## Begin Record extracts

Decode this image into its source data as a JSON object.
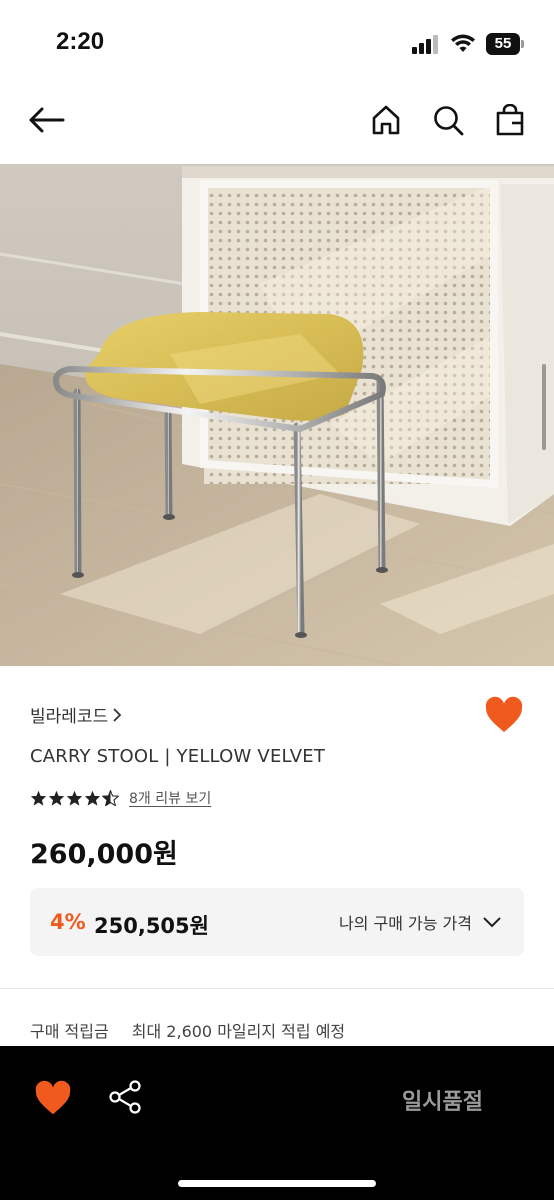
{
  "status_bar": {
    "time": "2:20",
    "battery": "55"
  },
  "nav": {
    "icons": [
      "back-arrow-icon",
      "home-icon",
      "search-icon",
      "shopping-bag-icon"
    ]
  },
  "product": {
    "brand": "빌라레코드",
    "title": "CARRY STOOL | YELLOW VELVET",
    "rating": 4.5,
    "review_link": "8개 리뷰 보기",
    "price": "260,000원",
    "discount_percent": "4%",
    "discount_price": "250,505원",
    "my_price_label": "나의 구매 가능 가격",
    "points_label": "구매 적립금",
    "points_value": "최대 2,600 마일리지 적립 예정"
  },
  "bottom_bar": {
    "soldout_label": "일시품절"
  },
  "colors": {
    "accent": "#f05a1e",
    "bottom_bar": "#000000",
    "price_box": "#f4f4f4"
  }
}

## End Record extracts

== Instructions for the task ==
Copy the whole of the material above exactly, but not its images.

== Solution for this task ==
Decode this image into its source data as a JSON object.
{
  "status_bar": {
    "time": "2:20",
    "battery": "55"
  },
  "nav": {
    "icons": [
      "back-arrow-icon",
      "home-icon",
      "search-icon",
      "shopping-bag-icon"
    ]
  },
  "product": {
    "brand": "빌라레코드",
    "title": "CARRY STOOL | YELLOW VELVET",
    "rating": 4.5,
    "review_link": "8개 리뷰 보기",
    "price": "260,000원",
    "discount_percent": "4%",
    "discount_price": "250,505원",
    "my_price_label": "나의 구매 가능 가격",
    "points_label": "구매 적립금",
    "points_value": "최대 2,600 마일리지 적립 예정"
  },
  "bottom_bar": {
    "soldout_label": "일시품절"
  },
  "colors": {
    "accent": "#f05a1e",
    "bottom_bar": "#000000",
    "price_box": "#f4f4f4"
  }
}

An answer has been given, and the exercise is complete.